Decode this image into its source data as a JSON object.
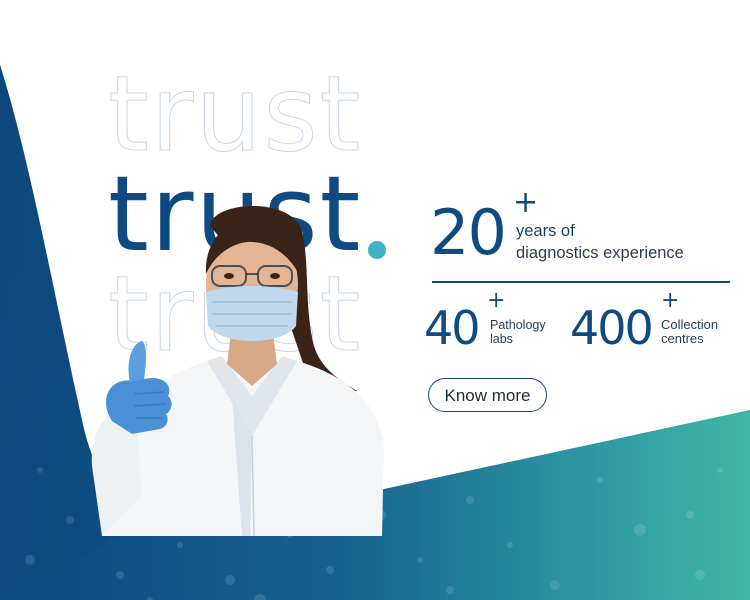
{
  "hero": {
    "word_top": "trust",
    "word_main": "trust",
    "word_bottom": "trust"
  },
  "stats": {
    "years": {
      "number": "20",
      "plus": "+",
      "caption_line1": "years of",
      "caption_line2": "diagnostics experience"
    },
    "labs": {
      "number": "40",
      "plus": "+",
      "caption_line1": "Pathology",
      "caption_line2": "labs"
    },
    "centres": {
      "number": "400",
      "plus": "+",
      "caption_line1": "Collection",
      "caption_line2": "centres"
    }
  },
  "cta": {
    "label": "Know more"
  },
  "colors": {
    "brand_navy": "#0f4a82",
    "accent_teal": "#3fb2c6",
    "gradient_teal": "#3fb3a8"
  },
  "image": {
    "subject": "doctor-in-mask-thumbs-up"
  }
}
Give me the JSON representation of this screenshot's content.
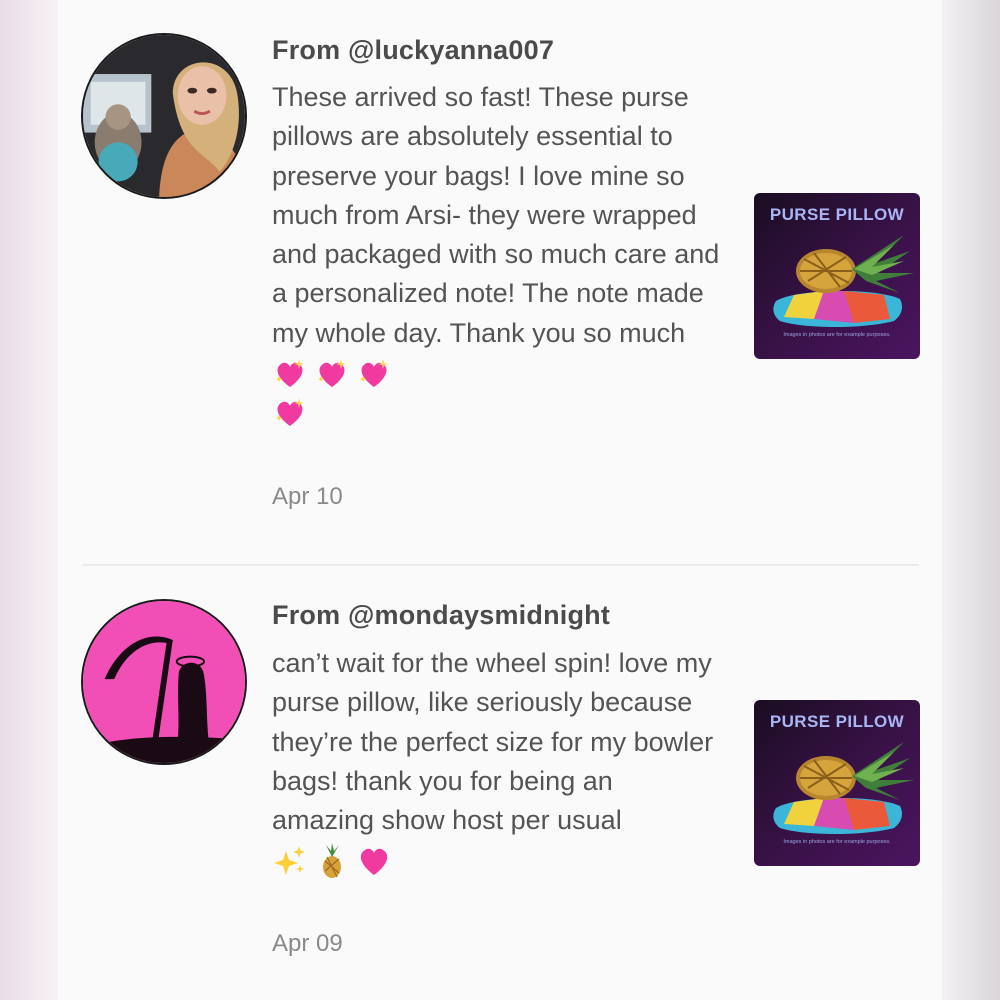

====================

## WHAT THE TASK ASKS
Leave out the pictures and repeat everything else in the records exactly.

## RESULT OF THE EXERCISE
Decode this image into its source data as a JSON object.
{
  "hero": {
    "word_top": "trust",
    "word_main": "trust",
    "word_bottom": "trust"
  },
  "stats": {
    "years": {
      "number": "20",
      "plus": "+",
      "caption_line1": "years of",
      "caption_line2": "diagnostics experience"
    },
    "labs": {
      "number": "40",
      "plus": "+",
      "caption_line1": "Pathology",
      "caption_line2": "labs"
    },
    "centres": {
      "number": "400",
      "plus": "+",
      "caption_line1": "Collection",
      "caption_line2": "centres"
    }
  },
  "cta": {
    "label": "Know more"
  },
  "colors": {
    "brand_navy": "#0f4a82",
    "accent_teal": "#3fb2c6",
    "gradient_teal": "#3fb3a8"
  },
  "image": {
    "subject": "doctor-in-mask-thumbs-up"
  }
}
Give me the JSON representation of this screenshot's content.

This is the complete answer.